_Aim of the exercise_. Give only the count of lines containing "Maia".

_Provided data_.
◇ ◇ ◇ ◇
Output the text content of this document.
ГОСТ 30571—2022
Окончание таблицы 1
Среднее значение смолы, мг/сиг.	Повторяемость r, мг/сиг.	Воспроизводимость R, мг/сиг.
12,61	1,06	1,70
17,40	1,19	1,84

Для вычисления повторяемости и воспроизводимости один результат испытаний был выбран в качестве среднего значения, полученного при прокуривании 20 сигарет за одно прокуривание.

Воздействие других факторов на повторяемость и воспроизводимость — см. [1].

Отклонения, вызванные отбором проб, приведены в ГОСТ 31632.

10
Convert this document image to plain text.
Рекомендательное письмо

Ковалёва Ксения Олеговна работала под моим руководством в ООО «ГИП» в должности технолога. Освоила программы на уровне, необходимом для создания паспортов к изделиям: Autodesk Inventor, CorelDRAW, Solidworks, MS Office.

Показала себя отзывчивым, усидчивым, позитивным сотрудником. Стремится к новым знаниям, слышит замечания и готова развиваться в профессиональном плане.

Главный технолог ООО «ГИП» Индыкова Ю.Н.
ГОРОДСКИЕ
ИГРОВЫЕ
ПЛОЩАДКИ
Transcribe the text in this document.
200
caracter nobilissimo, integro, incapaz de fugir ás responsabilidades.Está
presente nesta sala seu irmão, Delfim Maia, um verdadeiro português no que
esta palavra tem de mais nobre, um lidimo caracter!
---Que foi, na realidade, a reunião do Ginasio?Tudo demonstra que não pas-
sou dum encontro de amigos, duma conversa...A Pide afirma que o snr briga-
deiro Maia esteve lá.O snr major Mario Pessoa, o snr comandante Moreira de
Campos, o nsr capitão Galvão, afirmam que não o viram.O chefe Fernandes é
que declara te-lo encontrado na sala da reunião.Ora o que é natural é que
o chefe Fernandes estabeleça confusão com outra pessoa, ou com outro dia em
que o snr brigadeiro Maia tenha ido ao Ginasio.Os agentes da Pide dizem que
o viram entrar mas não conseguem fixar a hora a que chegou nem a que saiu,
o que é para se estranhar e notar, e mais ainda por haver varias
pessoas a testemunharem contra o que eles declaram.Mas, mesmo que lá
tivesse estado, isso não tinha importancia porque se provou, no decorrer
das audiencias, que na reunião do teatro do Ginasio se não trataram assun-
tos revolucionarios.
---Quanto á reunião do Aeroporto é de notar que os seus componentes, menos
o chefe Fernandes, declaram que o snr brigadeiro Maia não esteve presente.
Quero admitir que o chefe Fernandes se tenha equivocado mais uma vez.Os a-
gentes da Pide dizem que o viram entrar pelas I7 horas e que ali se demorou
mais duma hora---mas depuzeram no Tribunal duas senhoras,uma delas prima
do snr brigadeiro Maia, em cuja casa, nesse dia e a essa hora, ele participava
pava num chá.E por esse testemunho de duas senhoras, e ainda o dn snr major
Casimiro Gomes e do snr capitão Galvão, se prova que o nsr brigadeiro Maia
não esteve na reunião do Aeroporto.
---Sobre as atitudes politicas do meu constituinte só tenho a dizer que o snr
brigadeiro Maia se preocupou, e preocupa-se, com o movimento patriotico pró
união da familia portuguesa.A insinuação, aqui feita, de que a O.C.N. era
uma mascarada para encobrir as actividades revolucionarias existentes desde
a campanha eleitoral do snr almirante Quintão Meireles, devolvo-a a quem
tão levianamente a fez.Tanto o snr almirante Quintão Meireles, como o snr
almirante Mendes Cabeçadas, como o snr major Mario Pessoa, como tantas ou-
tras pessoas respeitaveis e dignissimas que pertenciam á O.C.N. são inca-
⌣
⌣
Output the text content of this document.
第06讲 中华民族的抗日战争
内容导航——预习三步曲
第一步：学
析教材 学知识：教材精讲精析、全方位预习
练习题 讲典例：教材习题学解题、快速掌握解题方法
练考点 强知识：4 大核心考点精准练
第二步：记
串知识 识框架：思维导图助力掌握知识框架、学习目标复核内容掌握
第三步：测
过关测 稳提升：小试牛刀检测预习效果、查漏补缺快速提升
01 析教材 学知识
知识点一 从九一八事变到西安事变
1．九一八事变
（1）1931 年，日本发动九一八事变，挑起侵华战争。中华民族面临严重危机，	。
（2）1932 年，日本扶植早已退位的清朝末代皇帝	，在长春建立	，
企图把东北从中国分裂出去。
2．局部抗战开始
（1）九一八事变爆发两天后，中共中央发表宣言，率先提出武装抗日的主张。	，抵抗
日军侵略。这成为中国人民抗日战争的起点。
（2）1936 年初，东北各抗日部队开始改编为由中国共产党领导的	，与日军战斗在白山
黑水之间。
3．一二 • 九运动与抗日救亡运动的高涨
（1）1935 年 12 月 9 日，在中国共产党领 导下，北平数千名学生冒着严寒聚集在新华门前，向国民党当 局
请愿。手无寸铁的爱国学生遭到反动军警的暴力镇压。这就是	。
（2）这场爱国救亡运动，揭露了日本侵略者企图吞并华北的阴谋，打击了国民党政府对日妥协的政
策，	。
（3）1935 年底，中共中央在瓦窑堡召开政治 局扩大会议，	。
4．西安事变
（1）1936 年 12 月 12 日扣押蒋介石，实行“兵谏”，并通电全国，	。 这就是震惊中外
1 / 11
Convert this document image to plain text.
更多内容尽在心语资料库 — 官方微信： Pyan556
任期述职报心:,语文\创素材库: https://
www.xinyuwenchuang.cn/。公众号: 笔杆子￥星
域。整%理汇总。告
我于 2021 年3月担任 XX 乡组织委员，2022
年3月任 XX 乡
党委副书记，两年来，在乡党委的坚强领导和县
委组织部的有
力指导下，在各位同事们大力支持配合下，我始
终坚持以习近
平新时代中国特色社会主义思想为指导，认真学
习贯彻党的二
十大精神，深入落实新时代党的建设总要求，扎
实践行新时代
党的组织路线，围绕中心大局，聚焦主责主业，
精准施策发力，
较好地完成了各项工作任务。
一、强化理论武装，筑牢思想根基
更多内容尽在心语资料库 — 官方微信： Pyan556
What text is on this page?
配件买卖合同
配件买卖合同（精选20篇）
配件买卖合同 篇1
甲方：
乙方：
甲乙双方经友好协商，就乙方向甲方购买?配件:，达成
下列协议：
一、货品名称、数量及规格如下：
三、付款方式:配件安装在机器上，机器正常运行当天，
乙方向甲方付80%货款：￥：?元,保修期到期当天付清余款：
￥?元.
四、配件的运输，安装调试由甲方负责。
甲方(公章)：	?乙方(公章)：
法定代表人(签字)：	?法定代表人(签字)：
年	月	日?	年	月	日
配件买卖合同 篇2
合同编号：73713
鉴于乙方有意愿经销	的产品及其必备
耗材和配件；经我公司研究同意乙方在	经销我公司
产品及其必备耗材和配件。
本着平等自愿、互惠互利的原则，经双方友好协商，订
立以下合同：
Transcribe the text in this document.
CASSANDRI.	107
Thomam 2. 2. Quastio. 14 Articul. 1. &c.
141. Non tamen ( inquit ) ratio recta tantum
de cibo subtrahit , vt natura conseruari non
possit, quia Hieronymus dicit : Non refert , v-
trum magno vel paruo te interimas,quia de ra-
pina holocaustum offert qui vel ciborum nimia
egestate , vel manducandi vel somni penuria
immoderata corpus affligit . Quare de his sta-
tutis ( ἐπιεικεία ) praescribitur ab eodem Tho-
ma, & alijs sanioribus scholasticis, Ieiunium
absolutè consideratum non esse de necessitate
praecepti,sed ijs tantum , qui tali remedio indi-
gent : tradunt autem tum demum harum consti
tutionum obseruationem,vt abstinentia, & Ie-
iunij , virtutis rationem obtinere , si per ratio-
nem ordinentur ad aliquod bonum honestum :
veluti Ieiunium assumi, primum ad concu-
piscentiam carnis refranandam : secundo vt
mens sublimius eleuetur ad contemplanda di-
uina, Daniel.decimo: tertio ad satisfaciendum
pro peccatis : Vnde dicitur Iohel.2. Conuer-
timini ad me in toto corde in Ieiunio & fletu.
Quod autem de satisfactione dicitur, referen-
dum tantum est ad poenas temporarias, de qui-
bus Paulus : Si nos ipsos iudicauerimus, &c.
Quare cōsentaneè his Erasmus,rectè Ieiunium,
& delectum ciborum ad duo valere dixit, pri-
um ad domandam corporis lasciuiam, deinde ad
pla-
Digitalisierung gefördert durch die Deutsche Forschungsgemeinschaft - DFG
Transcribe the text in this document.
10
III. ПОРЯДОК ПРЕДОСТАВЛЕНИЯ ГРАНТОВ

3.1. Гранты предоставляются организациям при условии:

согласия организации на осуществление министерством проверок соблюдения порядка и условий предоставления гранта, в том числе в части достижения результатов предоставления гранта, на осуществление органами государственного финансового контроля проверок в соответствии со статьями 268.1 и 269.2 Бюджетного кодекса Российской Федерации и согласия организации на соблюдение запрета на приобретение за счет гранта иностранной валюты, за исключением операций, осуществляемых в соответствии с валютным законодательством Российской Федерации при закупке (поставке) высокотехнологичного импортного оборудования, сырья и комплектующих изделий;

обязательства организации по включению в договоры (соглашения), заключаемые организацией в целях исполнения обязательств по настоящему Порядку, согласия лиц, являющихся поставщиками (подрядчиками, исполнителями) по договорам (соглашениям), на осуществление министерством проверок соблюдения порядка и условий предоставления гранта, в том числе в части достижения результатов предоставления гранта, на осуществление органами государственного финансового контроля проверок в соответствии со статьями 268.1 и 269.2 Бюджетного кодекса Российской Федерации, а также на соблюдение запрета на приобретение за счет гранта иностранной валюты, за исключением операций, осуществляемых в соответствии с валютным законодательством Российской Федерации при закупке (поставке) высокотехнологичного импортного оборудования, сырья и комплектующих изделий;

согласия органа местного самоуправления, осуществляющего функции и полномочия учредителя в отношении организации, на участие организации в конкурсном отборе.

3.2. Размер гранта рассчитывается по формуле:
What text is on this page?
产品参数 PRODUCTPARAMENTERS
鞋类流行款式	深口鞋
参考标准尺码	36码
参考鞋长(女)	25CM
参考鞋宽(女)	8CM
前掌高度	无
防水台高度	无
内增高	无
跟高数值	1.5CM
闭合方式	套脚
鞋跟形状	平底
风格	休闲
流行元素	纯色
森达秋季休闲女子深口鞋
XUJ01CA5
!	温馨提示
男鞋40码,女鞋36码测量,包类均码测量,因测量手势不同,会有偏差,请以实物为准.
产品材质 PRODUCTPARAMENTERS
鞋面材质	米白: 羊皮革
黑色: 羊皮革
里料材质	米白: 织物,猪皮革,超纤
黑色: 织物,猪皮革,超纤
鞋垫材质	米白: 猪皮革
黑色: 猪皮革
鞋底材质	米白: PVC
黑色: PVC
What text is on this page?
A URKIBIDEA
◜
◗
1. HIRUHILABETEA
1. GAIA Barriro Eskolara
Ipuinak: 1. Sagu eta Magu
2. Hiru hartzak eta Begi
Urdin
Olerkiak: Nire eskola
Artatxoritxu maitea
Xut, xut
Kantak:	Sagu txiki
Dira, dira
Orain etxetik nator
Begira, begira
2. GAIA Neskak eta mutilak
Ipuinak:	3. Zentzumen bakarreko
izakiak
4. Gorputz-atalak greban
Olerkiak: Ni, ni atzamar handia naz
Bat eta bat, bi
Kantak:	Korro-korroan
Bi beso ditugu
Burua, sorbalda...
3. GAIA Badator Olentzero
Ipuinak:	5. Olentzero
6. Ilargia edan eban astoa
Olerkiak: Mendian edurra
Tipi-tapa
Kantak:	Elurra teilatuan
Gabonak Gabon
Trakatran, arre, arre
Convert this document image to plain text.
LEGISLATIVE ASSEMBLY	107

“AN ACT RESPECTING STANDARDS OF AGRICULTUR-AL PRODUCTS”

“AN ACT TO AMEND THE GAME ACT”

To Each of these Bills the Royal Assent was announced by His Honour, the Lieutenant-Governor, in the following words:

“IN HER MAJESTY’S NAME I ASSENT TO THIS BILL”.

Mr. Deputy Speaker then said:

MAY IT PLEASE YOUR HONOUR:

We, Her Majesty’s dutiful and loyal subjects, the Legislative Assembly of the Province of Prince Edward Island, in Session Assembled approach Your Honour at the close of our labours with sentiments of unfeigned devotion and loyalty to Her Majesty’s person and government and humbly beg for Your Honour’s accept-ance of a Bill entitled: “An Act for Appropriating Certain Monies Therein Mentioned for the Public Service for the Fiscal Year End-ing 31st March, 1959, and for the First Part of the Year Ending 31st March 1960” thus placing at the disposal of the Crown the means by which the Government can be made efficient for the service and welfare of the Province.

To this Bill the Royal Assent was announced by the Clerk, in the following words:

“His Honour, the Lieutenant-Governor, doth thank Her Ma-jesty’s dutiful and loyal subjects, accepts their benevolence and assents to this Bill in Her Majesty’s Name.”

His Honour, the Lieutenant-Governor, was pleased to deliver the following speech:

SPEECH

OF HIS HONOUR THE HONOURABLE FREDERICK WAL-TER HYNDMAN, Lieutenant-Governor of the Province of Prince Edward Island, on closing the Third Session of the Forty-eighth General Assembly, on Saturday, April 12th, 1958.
◇ ◇ ◇ ◇
_Final answer_. 7